--- Exercise details ---
Copy these lines word for word, starting at the line that contains "749, 657, 779]" and ending after the line that contains "y-axis-ticks: 0 0.1".

[Labeled region entries]
....
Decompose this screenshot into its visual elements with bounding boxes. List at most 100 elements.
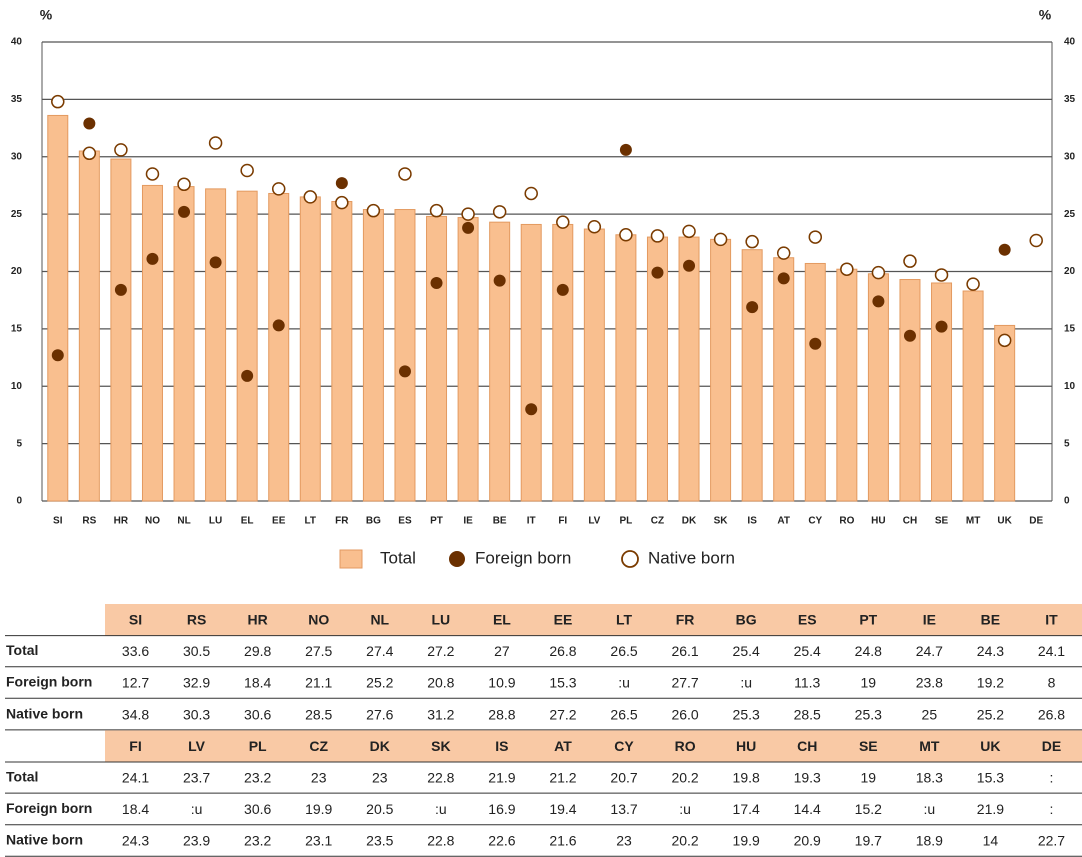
- foreign-dot: [493, 274, 506, 287]
- x-tick-label: IS: [747, 516, 757, 527]
- bar: [457, 217, 479, 502]
- native-ring: [966, 277, 980, 291]
- table-cell: :u: [618, 675, 630, 691]
- bar: [362, 209, 384, 502]
- table-header: UK: [980, 738, 1000, 754]
- foreign-dot: [903, 329, 916, 342]
- native-ring: [556, 215, 570, 229]
- native-ring: [145, 167, 160, 181]
- table-cell: 15.3: [977, 770, 1004, 786]
- table-cell: 26.5: [610, 643, 637, 659]
- bar: [931, 282, 953, 502]
- foreign-dot: [809, 337, 822, 350]
- table-cell: 25.2: [366, 675, 393, 691]
- native-ring: [840, 262, 854, 276]
- x-tick-label: RO: [839, 516, 854, 527]
- table-header: CY: [614, 738, 634, 754]
- table-cell: 30.6: [244, 706, 271, 722]
- foreign-dot: [430, 276, 443, 289]
- table-cell: 26.0: [671, 706, 698, 722]
- table-header: BE: [981, 612, 1000, 628]
- bar: [47, 114, 69, 502]
- table-header: SK: [431, 738, 450, 754]
- y-tick-label: 35: [11, 94, 23, 105]
- table-cell: 30.6: [244, 801, 271, 817]
- table-header: PL: [249, 738, 267, 754]
- table-cell: 19: [860, 675, 876, 691]
- foreign-dot: [178, 205, 191, 218]
- native-ring: [1029, 233, 1043, 248]
- y2-tick-label: 30: [1064, 151, 1076, 162]
- table-cell: 20.7: [610, 770, 637, 786]
- table-header: CZ: [309, 738, 328, 754]
- foreign-dot: [872, 295, 885, 308]
- table-cell: 8: [1048, 675, 1056, 691]
- table-cell: 30.5: [183, 643, 210, 659]
- native-ring: [619, 228, 633, 242]
- x-tick-label: LU: [209, 516, 222, 527]
- table-cell: 31.2: [427, 706, 454, 722]
- x-tick-label: FR: [335, 516, 349, 527]
- bar: [489, 221, 511, 502]
- y-tick-label: 30: [11, 151, 23, 162]
- native-ring: [997, 333, 1012, 348]
- y2-tick-label: 5: [1064, 438, 1070, 449]
- x-tick-label: ES: [398, 516, 412, 527]
- bar: [205, 188, 227, 502]
- x-tick-label: NL: [177, 516, 190, 527]
- table-cell: 20.5: [366, 801, 393, 817]
- foreign-dot: [462, 221, 475, 234]
- x-tick-label: AT: [777, 516, 790, 527]
- row-label: Foreign born: [6, 674, 92, 690]
- table-header: LT: [616, 612, 633, 628]
- table-header: LU: [432, 612, 451, 628]
- foreign-dot: [398, 365, 411, 378]
- table-cell: :: [1050, 801, 1054, 817]
- x-tick-label: LV: [588, 516, 600, 527]
- native-ring: [587, 219, 602, 234]
- row-label: Native born: [6, 832, 83, 848]
- table-cell: 20.2: [671, 833, 698, 849]
- foreign-dot: [241, 369, 254, 382]
- legend-swatch: [339, 549, 363, 569]
- table-cell: 25.4: [794, 643, 821, 659]
- table-header: FR: [676, 612, 695, 628]
- table-cell: 18.4: [122, 801, 149, 817]
- foreign-dot: [651, 266, 664, 279]
- bar: [615, 234, 637, 502]
- table-cell: 13.7: [610, 801, 637, 817]
- table-cell: 23.8: [916, 675, 943, 691]
- y-tick-label: 20: [11, 266, 23, 277]
- table-cell: 23: [372, 770, 388, 786]
- table-cell: 22.6: [488, 833, 515, 849]
- native-ring: [934, 268, 949, 282]
- row-label: Native born: [6, 705, 83, 721]
- bar: [299, 196, 321, 502]
- table-cell: 19.2: [977, 675, 1004, 691]
- y-axis-label: %: [40, 7, 53, 23]
- y2-tick-label: 35: [1064, 94, 1076, 105]
- table-cell: 20.2: [671, 770, 698, 786]
- table-header: PT: [859, 612, 877, 628]
- foreign-dot: [935, 320, 948, 333]
- table-cell: 23: [616, 833, 632, 849]
- x-tick-label: MT: [966, 516, 980, 527]
- table-cell: 25.2: [977, 706, 1004, 722]
- table-cell: :: [1050, 770, 1054, 786]
- table-cell: 25.4: [733, 643, 760, 659]
- table-cell: 14: [983, 833, 999, 849]
- table-cell: 21.6: [549, 833, 576, 849]
- foreign-dot: [83, 117, 96, 130]
- table-cell: 23.1: [305, 833, 332, 849]
- table-cell: 21.9: [488, 770, 515, 786]
- table-cell: 23.7: [183, 770, 210, 786]
- bar: [173, 186, 195, 502]
- bar: [110, 158, 132, 502]
- table-header: MT: [919, 738, 940, 754]
- table-header: SE: [859, 738, 878, 754]
- table-header: IE: [923, 612, 936, 628]
- table-cell: 22.8: [427, 833, 454, 849]
- table-header: LV: [188, 738, 206, 754]
- table-header-bg: [105, 604, 1082, 636]
- table-header: HU: [736, 738, 756, 754]
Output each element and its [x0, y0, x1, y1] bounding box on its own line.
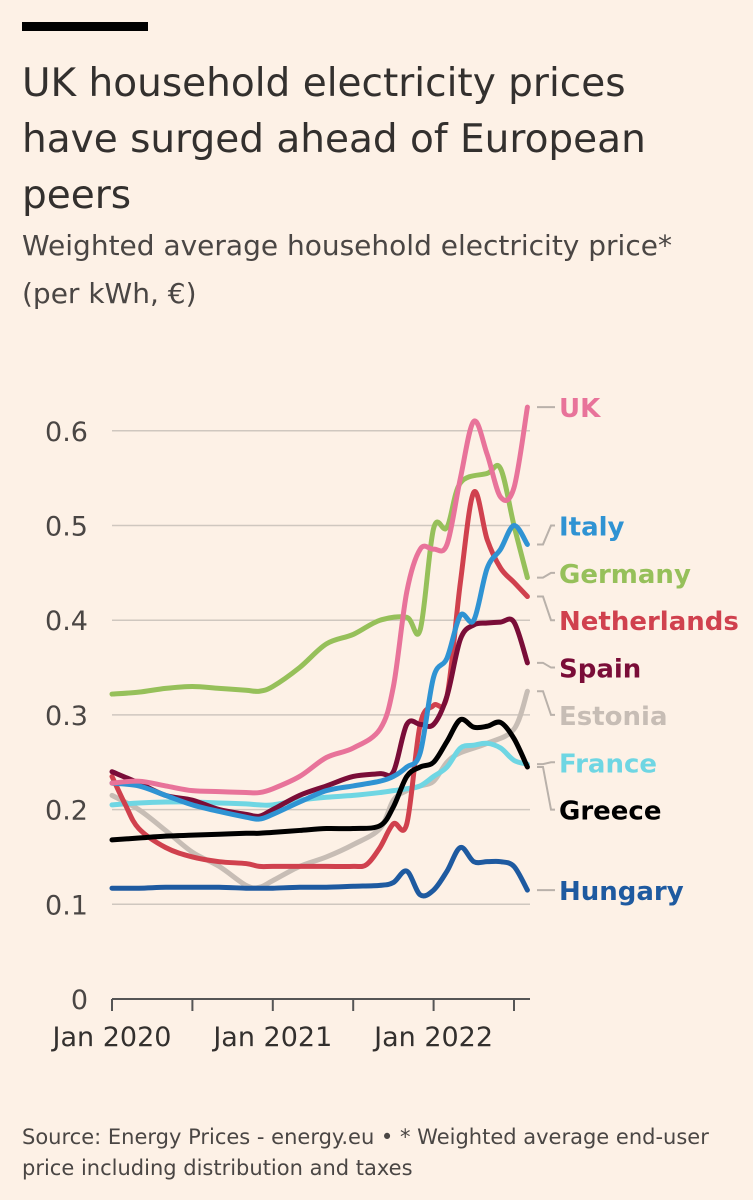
series-label-france: France	[559, 749, 657, 779]
series-label-estonia: Estonia	[559, 702, 668, 732]
series-label-spain: Spain	[559, 655, 641, 685]
series-labels: UK Italy Germany Netherlands Spain Estonia Fra…	[537, 394, 739, 907]
series-line-france	[109, 740, 530, 808]
series-line-uk	[109, 404, 530, 796]
y-tick-label: 0	[71, 985, 88, 1016]
gridlines	[112, 430, 530, 1000]
series-label-italy: Italy	[559, 513, 625, 543]
series-label-uk: UK	[559, 394, 601, 424]
series-line-spain	[109, 616, 530, 819]
chart-subtitle: Weighted average household electricity p…	[22, 229, 672, 310]
series-line-netherlands	[109, 489, 530, 870]
y-tick-label: 0.6	[45, 417, 88, 448]
label-leader	[537, 765, 555, 811]
x-tick-label: Jan 2021	[211, 1022, 332, 1053]
x-tick-label: Jan 2022	[372, 1022, 493, 1053]
series-line-germany	[109, 462, 530, 697]
label-leader	[537, 524, 555, 546]
series-line-hungary	[109, 844, 530, 899]
x-tick-label: Jan 2020	[51, 1022, 172, 1053]
chart-title: UK household electricity prices have sur…	[22, 61, 646, 218]
y-tick-label: 0.3	[45, 701, 88, 732]
series-line-italy	[109, 523, 530, 822]
y-axis-ticks: 0 0.1 0.2 0.3 0.4 0.5 0.6	[45, 417, 88, 1016]
series-label-greece: Greece	[559, 797, 661, 827]
label-leader	[537, 571, 555, 579]
source-note: Source: Energy Prices - energy.eu • * We…	[22, 1125, 709, 1180]
y-tick-label: 0.5	[45, 512, 88, 543]
header-bar	[22, 22, 148, 31]
series-label-germany: Germany	[559, 560, 691, 590]
series-line-greece	[109, 716, 530, 843]
label-leader	[537, 661, 555, 669]
line-chart: 00.10.20.30.40.50.6 Jan 2020 Jan 2021 Jan …	[45, 394, 739, 1053]
label-leader	[537, 690, 555, 716]
series-label-netherlands: Netherlands	[559, 607, 739, 637]
series-label-hungary: Hungary	[559, 877, 684, 907]
x-axis: Jan 2020 Jan 2021 Jan 2022	[51, 999, 515, 1053]
label-leader	[537, 595, 555, 622]
series-lines	[109, 404, 530, 899]
y-tick-label: 0.1	[45, 890, 88, 921]
y-tick-label: 0.4	[45, 606, 88, 637]
y-tick-label: 0.2	[45, 796, 88, 827]
label-leader	[537, 761, 555, 766]
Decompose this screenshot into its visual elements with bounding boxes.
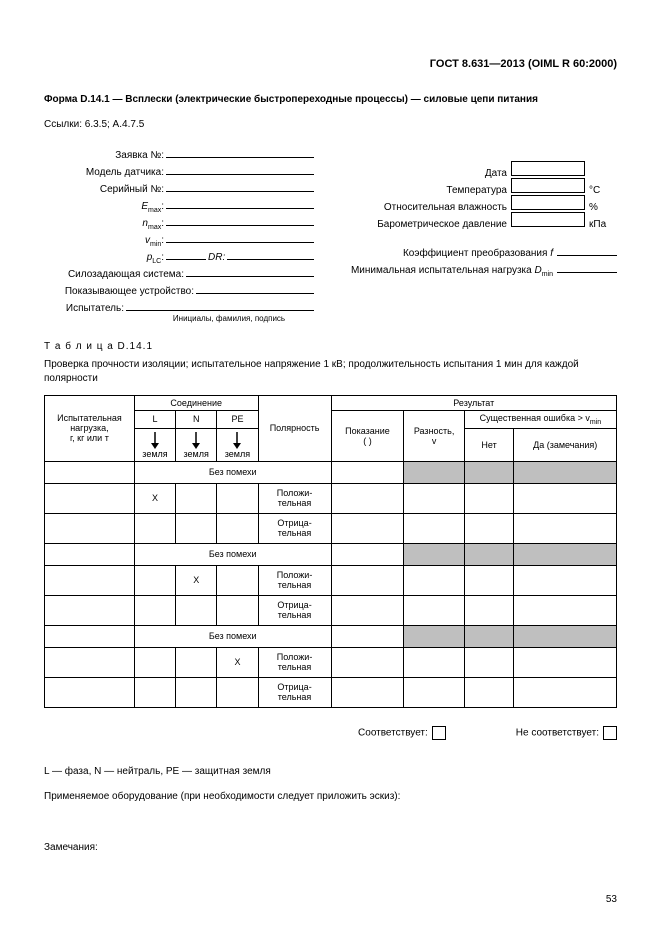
lbl-dr: DR: (206, 252, 227, 263)
pol-neg-2: Отрица-тельная (258, 595, 331, 625)
x3: X (217, 647, 258, 677)
field-indicator[interactable] (196, 282, 314, 294)
remarks-label: Замечания: (44, 842, 617, 853)
lbl-emax: Emax: (44, 201, 166, 214)
equipment-label: Применяемое оборудование (при необходимо… (44, 791, 617, 802)
th-result: Результат (331, 396, 616, 411)
test-table: Испытательнаянагрузка,г, кг или т Соедин… (44, 395, 617, 708)
th-no: Нет (464, 428, 514, 461)
lbl-force-sys: Силозадающая система: (44, 269, 186, 280)
lbl-tester: Испытатель: (44, 303, 126, 314)
doc-header: ГОСТ 8.631—2013 (OIML R 60:2000) (44, 58, 617, 70)
lbl-serial: Серийный №: (44, 184, 166, 195)
field-coef[interactable] (557, 244, 617, 256)
table-title: Т а б л и ц а D.14.1 (44, 341, 617, 352)
unit-humid: % (585, 202, 617, 213)
pol-pos-1: Положи-тельная (258, 483, 331, 513)
lbl-coef: Коэффициент преобразования f (314, 248, 557, 259)
references: Ссылки: 6.3.5; А.4.7.5 (44, 119, 617, 130)
field-model[interactable] (166, 163, 314, 175)
field-temp[interactable] (511, 178, 585, 193)
noncompliant-box[interactable] (603, 726, 617, 740)
th-yes: Да (замечания) (514, 428, 617, 461)
field-date[interactable] (511, 161, 585, 176)
th-pe-gnd: земля (217, 428, 258, 461)
lbl-humid: Относительная влажность (314, 202, 511, 213)
lbl-press: Барометрическое давление (314, 219, 511, 230)
field-plc[interactable] (166, 248, 206, 260)
x2: X (176, 565, 217, 595)
unit-press: кПа (585, 219, 617, 230)
tester-caption: Инициалы, фамилия, подпись (144, 314, 314, 323)
table-desc: Проверка прочности изоляции; испытательн… (44, 358, 617, 385)
lbl-model: Модель датчика: (44, 167, 166, 178)
compliant-box[interactable] (432, 726, 446, 740)
lbl-dmin: Минимальная испытательная нагрузка Dmin (314, 265, 557, 278)
form-title: Форма D.14.1 — Всплески (электрические б… (44, 94, 617, 105)
field-emax[interactable] (166, 197, 314, 209)
row-noi-2: Без помехи (134, 543, 331, 565)
field-press[interactable] (511, 212, 585, 227)
x1: X (134, 483, 175, 513)
legend: L — фаза, N — нейтраль, PE — защитная зе… (44, 766, 617, 777)
field-humid[interactable] (511, 195, 585, 210)
pol-pos-3: Положи-тельная (258, 647, 331, 677)
th-diff: Разность,v (404, 411, 464, 462)
th-indication: Показание( ) (331, 411, 404, 462)
page-number: 53 (606, 894, 617, 905)
lbl-date: Дата (314, 168, 511, 179)
field-app-no[interactable] (166, 146, 314, 158)
pol-neg-3: Отрица-тельная (258, 677, 331, 707)
lbl-app-no: Заявка №: (44, 150, 166, 161)
lbl-indicator: Показывающее устройство: (44, 286, 196, 297)
lbl-temp: Температура (314, 185, 511, 196)
row-noi-1: Без помехи (134, 461, 331, 483)
field-nmax[interactable] (166, 214, 314, 226)
th-n-gnd: земля (176, 428, 217, 461)
compliant-label: Соответствует: (358, 726, 446, 740)
th-l-gnd: земля (134, 428, 175, 461)
lbl-plc: pLC: (44, 252, 166, 265)
field-vmin[interactable] (166, 231, 314, 243)
th-l: L (134, 411, 175, 429)
th-load: Испытательнаянагрузка,г, кг или т (45, 396, 135, 462)
th-n: N (176, 411, 217, 429)
pol-neg-1: Отрица-тельная (258, 513, 331, 543)
field-serial[interactable] (166, 180, 314, 192)
th-pe: PE (217, 411, 258, 429)
lbl-nmax: nmax: (44, 218, 166, 231)
lbl-vmin: vmin: (44, 235, 166, 248)
unit-temp: °C (585, 185, 617, 196)
row-noi-3: Без помехи (134, 625, 331, 647)
field-tester[interactable] (126, 299, 314, 311)
field-dmin[interactable] (557, 261, 617, 273)
th-polarity: Полярность (258, 396, 331, 462)
th-err: Существенная ошибка > vmin (464, 411, 616, 429)
noncompliant-label: Не соответствует: (516, 726, 617, 740)
th-conn: Соединение (134, 396, 258, 411)
field-dr[interactable] (227, 248, 314, 260)
pol-pos-2: Положи-тельная (258, 565, 331, 595)
field-force-sys[interactable] (186, 265, 314, 277)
....
--- Result ---
series-label-france: France	[559, 749, 657, 779]
series-label-estonia: Estonia	[559, 702, 668, 732]
series-label-spain: Spain	[559, 655, 641, 685]
series-labels: UK Italy Germany Netherlands Spain Estonia Fra…	[537, 394, 739, 907]
series-line-france	[109, 740, 530, 808]
series-line-uk	[109, 404, 530, 796]
y-tick-label: 0	[71, 985, 88, 1016]
gridlines	[112, 430, 530, 1000]
series-label-italy: Italy	[559, 513, 625, 543]
series-label-uk: UK	[559, 394, 601, 424]
series-line-spain	[109, 616, 530, 819]
chart-subtitle: Weighted average household electricity p…	[22, 229, 672, 310]
series-line-netherlands	[109, 489, 530, 870]
y-tick-label: 0.6	[45, 417, 88, 448]
label-leader	[537, 765, 555, 811]
x-tick-label: Jan 2021	[211, 1022, 332, 1053]
x-tick-label: Jan 2022	[372, 1022, 493, 1053]
series-line-germany	[109, 462, 530, 697]
label-leader	[537, 524, 555, 546]
series-line-hungary	[109, 844, 530, 899]
x-tick-label: Jan 2020	[51, 1022, 172, 1053]
chart-title: UK household electricity prices have sur…	[22, 61, 646, 218]
y-tick-label: 0.3	[45, 701, 88, 732]
series-line-italy	[109, 523, 530, 822]
y-axis-ticks: 0 0.1 0.2 0.3 0.4 0.5 0.6	[45, 417, 88, 1016]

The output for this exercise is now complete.